§ Data section
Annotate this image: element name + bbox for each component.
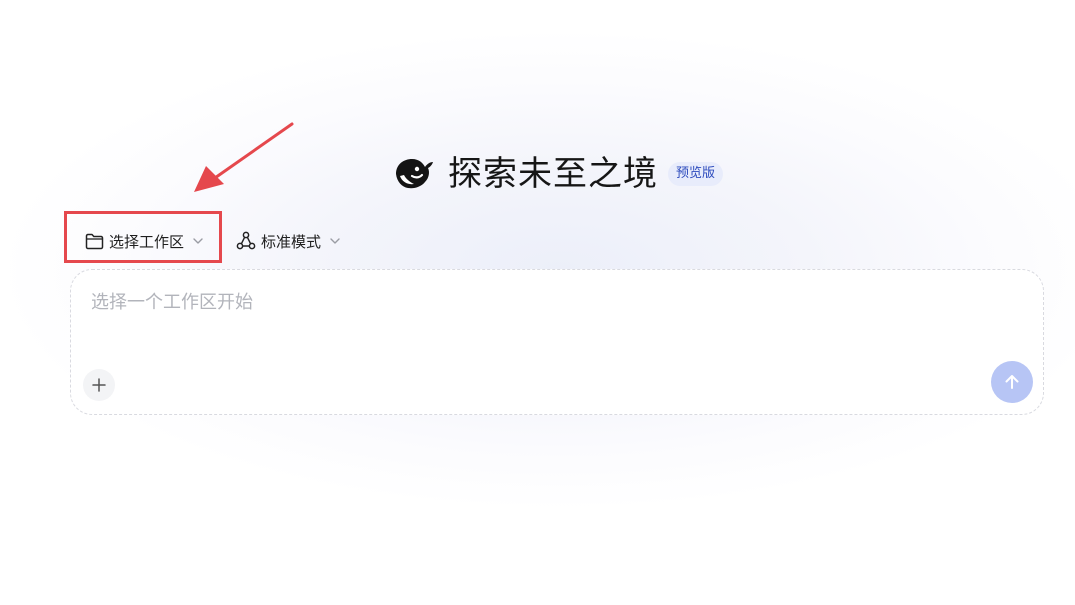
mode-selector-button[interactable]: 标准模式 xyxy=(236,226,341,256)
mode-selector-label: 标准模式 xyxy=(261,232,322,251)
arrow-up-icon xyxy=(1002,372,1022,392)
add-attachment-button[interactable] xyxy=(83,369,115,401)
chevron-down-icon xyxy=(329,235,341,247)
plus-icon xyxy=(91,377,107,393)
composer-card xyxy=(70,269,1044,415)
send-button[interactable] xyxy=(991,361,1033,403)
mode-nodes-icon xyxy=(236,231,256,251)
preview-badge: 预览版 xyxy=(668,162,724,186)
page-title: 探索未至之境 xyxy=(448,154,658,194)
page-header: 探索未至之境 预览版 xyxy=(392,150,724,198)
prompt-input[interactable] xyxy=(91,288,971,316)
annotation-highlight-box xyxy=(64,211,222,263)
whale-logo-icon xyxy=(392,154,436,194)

§ Written problem
Rewrite the listing above as a numbered list with no blank lines, and leave the picture out.

§ Solution for this problem
1. Annotate this image: element name + bbox for each component.
2. mode-selector-button[interactable]: 标准模式 xyxy=(236,226,341,256)
3. mode-selector-label: 标准模式 xyxy=(261,232,322,251)
4. arrow-up-icon xyxy=(1002,372,1022,392)
5. add-attachment-button[interactable] xyxy=(83,369,115,401)
6. chevron-down-icon xyxy=(329,235,341,247)
7. plus-icon xyxy=(91,377,107,393)
8. composer-card xyxy=(70,269,1044,415)
9. send-button[interactable] xyxy=(991,361,1033,403)
10. mode-nodes-icon xyxy=(236,231,256,251)
11. preview-badge: 预览版 xyxy=(668,162,724,186)
12. page-title: 探索未至之境 xyxy=(448,154,658,194)
13. page-header: 探索未至之境 预览版 xyxy=(392,150,724,198)
14. prompt-input[interactable] xyxy=(91,288,971,316)
15. annotation-highlight-box xyxy=(64,211,222,263)
16. whale-logo-icon xyxy=(392,154,436,194)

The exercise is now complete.